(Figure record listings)
* BEGIN *

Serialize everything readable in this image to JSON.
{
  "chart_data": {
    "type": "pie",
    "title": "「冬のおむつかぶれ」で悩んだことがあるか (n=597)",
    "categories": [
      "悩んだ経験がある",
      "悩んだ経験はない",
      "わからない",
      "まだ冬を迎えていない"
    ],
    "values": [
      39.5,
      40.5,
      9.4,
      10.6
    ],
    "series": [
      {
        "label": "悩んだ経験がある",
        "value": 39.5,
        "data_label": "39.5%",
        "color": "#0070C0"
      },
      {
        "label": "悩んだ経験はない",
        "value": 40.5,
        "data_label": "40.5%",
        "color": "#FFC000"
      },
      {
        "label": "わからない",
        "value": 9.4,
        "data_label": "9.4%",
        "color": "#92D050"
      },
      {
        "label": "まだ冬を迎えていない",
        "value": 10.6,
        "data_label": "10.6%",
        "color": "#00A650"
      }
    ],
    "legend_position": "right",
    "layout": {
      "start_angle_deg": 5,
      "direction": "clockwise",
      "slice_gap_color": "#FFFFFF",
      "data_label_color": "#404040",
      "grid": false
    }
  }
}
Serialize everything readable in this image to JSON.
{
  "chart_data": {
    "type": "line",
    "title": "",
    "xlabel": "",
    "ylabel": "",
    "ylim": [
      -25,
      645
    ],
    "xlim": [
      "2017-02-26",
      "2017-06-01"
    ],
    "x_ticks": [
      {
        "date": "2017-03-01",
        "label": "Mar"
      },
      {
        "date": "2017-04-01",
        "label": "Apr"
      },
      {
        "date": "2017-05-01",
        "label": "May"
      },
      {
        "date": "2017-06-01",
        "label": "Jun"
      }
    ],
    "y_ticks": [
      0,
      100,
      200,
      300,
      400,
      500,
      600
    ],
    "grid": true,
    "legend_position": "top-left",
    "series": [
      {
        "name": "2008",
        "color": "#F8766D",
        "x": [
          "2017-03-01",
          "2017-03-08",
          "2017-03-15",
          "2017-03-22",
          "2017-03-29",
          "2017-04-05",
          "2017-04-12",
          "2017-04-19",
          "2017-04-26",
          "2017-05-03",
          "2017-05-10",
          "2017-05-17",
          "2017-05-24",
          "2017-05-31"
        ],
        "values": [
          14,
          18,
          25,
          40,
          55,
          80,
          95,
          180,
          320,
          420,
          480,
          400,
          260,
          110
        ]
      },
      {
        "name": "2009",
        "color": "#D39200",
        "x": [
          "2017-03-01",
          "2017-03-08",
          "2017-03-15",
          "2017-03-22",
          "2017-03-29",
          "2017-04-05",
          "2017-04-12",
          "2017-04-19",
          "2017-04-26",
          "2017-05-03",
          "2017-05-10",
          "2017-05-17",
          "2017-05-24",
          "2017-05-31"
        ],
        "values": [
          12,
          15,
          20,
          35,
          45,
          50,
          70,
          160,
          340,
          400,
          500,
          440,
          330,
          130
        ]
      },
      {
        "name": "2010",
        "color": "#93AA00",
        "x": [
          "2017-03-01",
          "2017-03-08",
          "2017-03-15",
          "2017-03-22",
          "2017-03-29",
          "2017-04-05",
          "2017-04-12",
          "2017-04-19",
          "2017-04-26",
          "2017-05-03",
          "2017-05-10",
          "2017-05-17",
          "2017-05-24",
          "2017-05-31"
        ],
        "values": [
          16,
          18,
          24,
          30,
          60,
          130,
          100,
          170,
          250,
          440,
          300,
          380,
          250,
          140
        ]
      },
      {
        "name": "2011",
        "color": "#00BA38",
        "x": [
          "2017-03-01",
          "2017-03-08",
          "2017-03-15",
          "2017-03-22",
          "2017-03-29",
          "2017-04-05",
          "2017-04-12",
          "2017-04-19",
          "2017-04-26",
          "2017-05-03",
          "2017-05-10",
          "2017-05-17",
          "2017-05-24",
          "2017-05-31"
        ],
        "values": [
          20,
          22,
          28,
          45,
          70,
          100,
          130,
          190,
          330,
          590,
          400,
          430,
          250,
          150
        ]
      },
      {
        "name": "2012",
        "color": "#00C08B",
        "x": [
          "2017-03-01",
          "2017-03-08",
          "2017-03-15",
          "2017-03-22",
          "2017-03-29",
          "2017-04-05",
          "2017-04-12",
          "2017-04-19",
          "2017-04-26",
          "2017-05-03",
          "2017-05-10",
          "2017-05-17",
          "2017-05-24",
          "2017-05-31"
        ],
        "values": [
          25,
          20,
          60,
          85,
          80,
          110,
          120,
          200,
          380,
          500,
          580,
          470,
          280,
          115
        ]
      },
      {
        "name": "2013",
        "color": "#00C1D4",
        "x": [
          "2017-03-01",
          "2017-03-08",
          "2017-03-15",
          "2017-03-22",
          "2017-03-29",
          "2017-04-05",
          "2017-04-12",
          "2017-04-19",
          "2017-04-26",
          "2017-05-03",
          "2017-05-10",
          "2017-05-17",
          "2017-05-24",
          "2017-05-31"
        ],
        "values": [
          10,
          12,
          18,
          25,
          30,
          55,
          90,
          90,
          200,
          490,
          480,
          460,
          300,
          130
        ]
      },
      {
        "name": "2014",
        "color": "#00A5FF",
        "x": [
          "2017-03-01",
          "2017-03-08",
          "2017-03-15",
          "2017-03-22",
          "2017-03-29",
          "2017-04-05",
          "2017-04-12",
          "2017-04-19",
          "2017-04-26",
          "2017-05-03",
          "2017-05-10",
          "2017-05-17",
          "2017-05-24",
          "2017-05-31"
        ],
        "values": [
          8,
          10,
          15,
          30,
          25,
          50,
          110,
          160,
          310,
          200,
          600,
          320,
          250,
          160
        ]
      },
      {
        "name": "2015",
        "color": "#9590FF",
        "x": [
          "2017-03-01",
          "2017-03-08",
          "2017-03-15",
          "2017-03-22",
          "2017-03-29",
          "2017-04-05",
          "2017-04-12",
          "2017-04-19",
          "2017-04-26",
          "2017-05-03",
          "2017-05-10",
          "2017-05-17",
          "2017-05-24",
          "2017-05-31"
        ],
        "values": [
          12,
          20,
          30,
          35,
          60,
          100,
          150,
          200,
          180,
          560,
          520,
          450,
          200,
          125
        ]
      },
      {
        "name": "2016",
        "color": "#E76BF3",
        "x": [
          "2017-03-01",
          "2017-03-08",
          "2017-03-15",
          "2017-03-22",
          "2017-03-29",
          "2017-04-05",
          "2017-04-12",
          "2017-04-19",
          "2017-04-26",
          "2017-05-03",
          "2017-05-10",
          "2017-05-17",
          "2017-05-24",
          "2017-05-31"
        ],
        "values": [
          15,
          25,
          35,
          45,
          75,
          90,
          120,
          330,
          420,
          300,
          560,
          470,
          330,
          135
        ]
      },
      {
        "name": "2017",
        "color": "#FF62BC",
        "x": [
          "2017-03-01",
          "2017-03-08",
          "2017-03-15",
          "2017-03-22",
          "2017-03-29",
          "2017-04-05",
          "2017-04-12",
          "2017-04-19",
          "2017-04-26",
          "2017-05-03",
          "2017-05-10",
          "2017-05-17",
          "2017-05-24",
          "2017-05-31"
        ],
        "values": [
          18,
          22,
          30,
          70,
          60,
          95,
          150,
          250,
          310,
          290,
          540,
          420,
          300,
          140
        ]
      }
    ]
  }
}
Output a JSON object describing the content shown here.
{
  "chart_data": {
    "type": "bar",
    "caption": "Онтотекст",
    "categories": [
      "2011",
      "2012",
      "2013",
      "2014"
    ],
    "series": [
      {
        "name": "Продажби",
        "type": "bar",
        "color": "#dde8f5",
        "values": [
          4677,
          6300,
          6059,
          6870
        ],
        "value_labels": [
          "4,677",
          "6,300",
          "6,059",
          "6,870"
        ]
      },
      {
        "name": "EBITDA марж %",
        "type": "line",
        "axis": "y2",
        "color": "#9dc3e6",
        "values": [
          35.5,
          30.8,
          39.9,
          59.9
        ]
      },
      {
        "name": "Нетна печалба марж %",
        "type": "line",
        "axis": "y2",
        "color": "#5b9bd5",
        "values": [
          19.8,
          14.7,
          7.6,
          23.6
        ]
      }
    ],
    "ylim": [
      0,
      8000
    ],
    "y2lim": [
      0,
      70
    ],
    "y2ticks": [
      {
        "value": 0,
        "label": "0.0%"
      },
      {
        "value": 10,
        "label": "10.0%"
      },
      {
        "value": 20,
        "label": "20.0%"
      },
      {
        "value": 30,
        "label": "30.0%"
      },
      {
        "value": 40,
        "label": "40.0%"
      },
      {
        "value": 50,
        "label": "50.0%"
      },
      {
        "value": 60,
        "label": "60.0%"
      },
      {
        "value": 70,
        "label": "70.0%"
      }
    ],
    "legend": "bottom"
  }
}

* END *

• What the task asks: Repeat word for word each line from the one with "Output a JSON" to the end of the records above, inclusive.

• The solution:
Output a JSON object describing the content shown here.
{
  "chart_data": {
    "type": "bar",
    "caption": "Онтотекст",
    "categories": [
      "2011",
      "2012",
      "2013",
      "2014"
    ],
    "series": [
      {
        "name": "Продажби",
        "type": "bar",
        "color": "#dde8f5",
        "values": [
          4677,
          6300,
          6059,
          6870
        ],
        "value_labels": [
          "4,677",
          "6,300",
          "6,059",
          "6,870"
        ]
      },
      {
        "name": "EBITDA марж %",
        "type": "line",
        "axis": "y2",
        "color": "#9dc3e6",
        "values": [
          35.5,
          30.8,
          39.9,
          59.9
        ]
      },
      {
        "name": "Нетна печалба марж %",
        "type": "line",
        "axis": "y2",
        "color": "#5b9bd5",
        "values": [
          19.8,
          14.7,
          7.6,
          23.6
        ]
      }
    ],
    "ylim": [
      0,
      8000
    ],
    "y2lim": [
      0,
      70
    ],
    "y2ticks": [
      {
        "value": 0,
        "label": "0.0%"
      },
      {
        "value": 10,
        "label": "10.0%"
      },
      {
        "value": 20,
        "label": "20.0%"
      },
      {
        "value": 30,
        "label": "30.0%"
      },
      {
        "value": 40,
        "label": "40.0%"
      },
      {
        "value": 50,
        "label": "50.0%"
      },
      {
        "value": 60,
        "label": "60.0%"
      },
      {
        "value": 70,
        "label": "70.0%"
      }
    ],
    "legend": "bottom"
  }
}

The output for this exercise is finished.